** BEGIN Supplied data **

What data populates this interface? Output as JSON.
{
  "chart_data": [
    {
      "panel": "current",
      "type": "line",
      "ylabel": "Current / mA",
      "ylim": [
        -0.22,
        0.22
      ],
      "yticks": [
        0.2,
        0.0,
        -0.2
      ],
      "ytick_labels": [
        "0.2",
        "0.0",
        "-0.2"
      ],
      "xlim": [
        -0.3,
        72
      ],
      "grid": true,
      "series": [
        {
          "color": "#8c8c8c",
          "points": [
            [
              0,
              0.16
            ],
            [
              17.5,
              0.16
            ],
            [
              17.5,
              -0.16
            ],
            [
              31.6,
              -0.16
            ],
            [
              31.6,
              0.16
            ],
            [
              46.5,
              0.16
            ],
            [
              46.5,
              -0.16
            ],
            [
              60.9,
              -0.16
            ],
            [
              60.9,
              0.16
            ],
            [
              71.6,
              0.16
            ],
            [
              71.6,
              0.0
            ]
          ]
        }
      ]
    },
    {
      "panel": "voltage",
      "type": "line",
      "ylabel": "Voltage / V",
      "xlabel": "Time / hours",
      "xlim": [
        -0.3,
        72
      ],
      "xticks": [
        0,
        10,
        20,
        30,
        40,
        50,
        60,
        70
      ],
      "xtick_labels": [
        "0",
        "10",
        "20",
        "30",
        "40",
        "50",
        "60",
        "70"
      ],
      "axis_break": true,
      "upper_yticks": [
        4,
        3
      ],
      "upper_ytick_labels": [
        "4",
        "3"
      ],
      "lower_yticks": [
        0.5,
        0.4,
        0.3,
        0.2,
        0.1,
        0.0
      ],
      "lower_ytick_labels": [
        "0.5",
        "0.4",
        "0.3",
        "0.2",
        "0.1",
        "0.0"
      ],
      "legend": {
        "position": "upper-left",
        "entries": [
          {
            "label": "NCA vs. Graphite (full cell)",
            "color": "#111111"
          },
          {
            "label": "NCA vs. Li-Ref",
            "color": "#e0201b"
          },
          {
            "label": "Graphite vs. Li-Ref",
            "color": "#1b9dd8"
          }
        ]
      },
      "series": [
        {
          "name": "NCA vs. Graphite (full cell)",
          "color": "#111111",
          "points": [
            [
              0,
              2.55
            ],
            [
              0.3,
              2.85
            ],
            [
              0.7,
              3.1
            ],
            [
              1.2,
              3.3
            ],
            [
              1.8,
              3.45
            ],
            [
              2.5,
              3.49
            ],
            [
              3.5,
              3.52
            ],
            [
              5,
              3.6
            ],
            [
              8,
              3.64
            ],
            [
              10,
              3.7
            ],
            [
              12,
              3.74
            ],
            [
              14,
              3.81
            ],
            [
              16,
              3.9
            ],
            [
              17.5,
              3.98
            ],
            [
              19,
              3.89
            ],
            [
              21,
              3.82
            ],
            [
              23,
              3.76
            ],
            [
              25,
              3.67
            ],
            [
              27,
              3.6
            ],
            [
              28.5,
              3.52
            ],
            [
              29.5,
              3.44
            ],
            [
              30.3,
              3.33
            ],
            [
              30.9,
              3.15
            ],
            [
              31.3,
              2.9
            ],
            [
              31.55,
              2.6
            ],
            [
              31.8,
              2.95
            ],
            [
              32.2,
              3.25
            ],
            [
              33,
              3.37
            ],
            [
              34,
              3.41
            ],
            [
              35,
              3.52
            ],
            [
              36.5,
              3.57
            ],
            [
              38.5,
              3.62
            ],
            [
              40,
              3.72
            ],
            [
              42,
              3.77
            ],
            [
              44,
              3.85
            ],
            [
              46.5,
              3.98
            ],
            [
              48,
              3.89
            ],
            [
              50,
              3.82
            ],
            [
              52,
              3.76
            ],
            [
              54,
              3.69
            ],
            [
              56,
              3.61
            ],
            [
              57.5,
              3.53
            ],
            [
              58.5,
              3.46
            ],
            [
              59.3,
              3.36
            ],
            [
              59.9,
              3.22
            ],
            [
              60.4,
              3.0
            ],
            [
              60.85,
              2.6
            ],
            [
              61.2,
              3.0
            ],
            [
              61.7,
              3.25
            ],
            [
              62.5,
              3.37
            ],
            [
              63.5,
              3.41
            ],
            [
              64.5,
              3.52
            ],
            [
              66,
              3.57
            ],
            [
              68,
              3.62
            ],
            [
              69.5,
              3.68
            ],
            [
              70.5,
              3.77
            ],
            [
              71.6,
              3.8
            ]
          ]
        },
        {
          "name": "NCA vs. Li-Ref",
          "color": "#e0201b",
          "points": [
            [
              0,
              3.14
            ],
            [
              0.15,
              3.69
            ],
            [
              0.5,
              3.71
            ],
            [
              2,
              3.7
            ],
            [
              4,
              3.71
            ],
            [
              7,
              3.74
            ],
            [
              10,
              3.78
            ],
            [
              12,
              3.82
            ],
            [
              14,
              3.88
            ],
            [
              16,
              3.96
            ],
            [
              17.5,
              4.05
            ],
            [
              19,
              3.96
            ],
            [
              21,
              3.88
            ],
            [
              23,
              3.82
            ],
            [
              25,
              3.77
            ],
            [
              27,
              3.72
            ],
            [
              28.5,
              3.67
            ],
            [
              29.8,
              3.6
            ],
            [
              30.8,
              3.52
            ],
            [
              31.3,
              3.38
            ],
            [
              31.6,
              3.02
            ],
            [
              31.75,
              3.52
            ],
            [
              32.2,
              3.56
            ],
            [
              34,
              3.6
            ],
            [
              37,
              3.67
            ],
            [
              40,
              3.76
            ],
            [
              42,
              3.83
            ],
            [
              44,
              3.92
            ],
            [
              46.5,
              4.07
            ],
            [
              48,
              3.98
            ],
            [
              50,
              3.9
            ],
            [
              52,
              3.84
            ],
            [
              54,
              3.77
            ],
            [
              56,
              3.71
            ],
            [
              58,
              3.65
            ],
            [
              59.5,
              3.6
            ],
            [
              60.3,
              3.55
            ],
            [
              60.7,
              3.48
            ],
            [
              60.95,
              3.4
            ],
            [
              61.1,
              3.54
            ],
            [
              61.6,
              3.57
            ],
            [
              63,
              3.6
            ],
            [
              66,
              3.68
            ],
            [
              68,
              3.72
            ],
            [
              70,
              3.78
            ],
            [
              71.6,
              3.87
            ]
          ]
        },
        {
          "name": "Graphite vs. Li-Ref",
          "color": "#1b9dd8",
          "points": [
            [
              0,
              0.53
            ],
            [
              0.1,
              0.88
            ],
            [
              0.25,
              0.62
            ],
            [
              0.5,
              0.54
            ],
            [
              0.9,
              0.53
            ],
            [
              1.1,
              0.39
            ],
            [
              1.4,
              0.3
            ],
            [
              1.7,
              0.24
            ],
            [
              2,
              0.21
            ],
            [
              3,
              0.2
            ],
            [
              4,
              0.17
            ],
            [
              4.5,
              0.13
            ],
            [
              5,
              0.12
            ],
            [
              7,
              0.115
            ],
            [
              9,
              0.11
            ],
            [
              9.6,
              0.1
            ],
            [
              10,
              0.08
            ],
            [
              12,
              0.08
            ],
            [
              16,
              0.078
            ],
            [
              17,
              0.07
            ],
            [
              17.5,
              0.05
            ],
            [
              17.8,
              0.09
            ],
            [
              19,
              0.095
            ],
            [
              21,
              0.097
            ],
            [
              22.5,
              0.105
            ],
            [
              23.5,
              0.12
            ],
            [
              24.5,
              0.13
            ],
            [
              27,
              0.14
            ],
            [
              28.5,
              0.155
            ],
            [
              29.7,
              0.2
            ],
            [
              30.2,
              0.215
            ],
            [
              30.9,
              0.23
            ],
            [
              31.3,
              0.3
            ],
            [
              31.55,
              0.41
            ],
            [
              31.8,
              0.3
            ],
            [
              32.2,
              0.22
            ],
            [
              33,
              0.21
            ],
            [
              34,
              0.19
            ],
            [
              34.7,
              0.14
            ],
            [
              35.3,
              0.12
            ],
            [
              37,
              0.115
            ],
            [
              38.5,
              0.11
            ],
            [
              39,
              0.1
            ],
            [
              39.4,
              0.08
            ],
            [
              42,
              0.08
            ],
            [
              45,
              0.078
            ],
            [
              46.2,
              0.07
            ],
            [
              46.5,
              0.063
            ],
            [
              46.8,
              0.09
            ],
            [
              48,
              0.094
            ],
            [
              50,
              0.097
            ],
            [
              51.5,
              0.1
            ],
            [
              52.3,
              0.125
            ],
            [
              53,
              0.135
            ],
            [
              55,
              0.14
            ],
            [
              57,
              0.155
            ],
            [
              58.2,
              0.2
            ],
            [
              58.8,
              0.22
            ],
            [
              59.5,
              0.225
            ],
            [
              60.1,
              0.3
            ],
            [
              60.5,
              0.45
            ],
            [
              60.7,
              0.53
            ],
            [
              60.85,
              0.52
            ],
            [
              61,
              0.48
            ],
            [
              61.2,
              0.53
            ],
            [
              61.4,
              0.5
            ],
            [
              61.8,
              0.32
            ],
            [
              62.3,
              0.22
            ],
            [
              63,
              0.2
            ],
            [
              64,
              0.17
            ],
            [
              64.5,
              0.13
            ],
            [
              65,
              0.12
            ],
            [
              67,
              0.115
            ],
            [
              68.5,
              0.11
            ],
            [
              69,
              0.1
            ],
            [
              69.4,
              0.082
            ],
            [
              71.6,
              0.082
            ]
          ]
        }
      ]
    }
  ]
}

** END Supplied data **

Exercise requirements: Pick out each line in the material containing "full".

Solution for this problem:
            "label": "NCA vs. Graphite (full cell)",
          "name": "NCA vs. Graphite (full cell)",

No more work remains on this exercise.